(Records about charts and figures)
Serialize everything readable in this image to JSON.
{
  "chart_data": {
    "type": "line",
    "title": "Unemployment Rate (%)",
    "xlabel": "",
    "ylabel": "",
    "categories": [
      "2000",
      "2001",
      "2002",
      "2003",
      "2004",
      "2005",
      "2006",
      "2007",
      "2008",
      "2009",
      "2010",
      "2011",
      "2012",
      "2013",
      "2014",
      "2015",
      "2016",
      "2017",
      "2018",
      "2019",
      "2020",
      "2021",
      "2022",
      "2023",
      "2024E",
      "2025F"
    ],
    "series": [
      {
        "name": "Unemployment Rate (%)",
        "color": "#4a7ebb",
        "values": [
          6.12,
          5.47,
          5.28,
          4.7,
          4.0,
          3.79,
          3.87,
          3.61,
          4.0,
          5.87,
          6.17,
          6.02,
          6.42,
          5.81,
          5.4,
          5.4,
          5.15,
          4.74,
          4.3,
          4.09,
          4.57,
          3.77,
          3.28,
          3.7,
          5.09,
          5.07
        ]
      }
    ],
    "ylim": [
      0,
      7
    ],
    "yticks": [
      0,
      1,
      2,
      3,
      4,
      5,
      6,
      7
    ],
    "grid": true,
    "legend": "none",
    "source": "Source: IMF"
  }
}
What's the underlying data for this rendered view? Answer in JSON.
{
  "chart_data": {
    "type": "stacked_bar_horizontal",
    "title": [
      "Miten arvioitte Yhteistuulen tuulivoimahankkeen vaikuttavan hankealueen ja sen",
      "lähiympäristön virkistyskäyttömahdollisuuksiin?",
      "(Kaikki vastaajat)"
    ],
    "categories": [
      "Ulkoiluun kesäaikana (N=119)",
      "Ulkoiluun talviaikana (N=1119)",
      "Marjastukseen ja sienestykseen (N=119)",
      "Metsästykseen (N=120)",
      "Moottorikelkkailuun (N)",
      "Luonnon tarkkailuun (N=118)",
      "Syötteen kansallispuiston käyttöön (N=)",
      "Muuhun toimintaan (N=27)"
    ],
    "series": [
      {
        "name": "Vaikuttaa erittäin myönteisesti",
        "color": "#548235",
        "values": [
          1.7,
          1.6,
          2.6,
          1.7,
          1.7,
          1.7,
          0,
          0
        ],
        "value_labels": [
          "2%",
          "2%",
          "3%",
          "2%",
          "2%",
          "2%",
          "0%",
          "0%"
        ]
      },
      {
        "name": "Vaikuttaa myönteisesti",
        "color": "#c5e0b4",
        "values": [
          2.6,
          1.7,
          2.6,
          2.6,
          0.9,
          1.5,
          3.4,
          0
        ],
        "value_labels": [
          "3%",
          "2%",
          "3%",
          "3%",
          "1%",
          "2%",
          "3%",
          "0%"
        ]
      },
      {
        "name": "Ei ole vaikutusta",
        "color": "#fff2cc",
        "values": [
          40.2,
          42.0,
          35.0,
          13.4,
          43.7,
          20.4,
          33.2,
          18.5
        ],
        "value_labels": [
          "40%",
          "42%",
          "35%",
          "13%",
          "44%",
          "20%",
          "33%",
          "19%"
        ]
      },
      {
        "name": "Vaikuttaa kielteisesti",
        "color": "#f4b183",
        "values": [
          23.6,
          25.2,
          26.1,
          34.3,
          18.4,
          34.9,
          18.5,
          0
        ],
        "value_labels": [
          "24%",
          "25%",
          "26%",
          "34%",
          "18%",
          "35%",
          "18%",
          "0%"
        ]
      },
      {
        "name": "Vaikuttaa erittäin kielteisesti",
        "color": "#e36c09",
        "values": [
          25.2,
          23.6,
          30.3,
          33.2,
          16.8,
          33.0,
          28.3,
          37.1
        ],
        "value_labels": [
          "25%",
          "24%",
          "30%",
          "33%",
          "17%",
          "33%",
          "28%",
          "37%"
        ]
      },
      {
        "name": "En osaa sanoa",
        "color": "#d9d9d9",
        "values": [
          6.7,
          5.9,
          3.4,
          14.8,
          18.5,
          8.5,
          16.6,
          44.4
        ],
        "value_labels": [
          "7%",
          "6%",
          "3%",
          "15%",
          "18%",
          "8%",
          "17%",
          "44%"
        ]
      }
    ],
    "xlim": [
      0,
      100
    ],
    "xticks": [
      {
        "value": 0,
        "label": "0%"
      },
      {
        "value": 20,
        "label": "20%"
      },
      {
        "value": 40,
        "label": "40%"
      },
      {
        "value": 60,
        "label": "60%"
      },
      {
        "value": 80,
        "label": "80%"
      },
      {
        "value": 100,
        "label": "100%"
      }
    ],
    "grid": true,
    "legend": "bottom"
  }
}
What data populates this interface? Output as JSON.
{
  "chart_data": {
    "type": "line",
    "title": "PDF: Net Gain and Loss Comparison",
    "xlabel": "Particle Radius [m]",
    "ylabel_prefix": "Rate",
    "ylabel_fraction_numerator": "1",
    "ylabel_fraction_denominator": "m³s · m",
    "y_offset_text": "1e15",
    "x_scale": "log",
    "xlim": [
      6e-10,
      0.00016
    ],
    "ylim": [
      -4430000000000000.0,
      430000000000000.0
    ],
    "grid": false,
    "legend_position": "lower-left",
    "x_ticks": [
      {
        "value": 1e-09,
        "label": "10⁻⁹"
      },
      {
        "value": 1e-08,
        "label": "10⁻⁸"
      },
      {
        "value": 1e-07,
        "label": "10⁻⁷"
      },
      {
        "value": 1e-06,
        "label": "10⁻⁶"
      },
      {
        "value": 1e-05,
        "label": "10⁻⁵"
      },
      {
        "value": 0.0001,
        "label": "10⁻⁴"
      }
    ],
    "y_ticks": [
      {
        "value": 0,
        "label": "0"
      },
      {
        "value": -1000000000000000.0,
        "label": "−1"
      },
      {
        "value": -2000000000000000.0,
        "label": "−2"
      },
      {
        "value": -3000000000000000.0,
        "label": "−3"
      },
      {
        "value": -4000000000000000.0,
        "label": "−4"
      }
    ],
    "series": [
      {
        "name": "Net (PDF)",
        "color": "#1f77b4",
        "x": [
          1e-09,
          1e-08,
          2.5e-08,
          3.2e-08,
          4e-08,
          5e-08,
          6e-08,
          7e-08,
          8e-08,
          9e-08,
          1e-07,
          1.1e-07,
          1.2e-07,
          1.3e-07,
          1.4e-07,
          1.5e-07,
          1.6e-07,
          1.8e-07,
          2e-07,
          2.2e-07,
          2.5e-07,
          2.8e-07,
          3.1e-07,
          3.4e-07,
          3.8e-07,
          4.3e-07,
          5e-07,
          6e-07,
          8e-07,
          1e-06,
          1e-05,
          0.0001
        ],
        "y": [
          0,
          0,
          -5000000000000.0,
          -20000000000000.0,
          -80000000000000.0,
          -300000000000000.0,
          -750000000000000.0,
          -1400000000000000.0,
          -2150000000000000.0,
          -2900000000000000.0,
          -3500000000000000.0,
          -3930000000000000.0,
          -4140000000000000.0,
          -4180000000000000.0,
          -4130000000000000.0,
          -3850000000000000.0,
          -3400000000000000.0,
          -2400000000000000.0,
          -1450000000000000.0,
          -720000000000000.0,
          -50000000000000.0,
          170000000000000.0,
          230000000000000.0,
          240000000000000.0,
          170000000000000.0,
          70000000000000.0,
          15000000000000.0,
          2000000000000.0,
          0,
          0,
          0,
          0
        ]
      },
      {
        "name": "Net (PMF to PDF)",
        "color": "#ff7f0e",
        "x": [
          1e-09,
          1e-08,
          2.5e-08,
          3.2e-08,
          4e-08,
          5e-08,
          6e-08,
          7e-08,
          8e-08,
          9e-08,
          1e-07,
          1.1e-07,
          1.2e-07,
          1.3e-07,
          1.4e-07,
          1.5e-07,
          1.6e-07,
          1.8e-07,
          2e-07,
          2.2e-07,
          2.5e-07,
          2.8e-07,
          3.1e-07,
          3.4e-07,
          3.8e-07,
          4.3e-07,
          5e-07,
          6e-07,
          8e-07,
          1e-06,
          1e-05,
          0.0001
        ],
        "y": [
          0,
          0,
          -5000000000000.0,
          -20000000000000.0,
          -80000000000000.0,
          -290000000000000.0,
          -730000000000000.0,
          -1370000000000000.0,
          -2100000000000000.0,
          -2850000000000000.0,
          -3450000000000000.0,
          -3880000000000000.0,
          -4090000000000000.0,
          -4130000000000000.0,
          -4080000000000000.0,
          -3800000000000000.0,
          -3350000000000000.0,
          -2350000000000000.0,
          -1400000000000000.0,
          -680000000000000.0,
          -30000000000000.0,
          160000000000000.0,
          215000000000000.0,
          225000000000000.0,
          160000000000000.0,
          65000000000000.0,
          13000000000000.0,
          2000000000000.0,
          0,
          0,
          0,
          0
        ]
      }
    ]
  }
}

TASK PROMPT
Show every line from the entries above in which the word "title" appears.

RESPONSE TO THIS EXERCISE
    "title": "Unemployment Rate (%)",
    "title": [
    "title": "PDF: Net Gain and Loss Comparison",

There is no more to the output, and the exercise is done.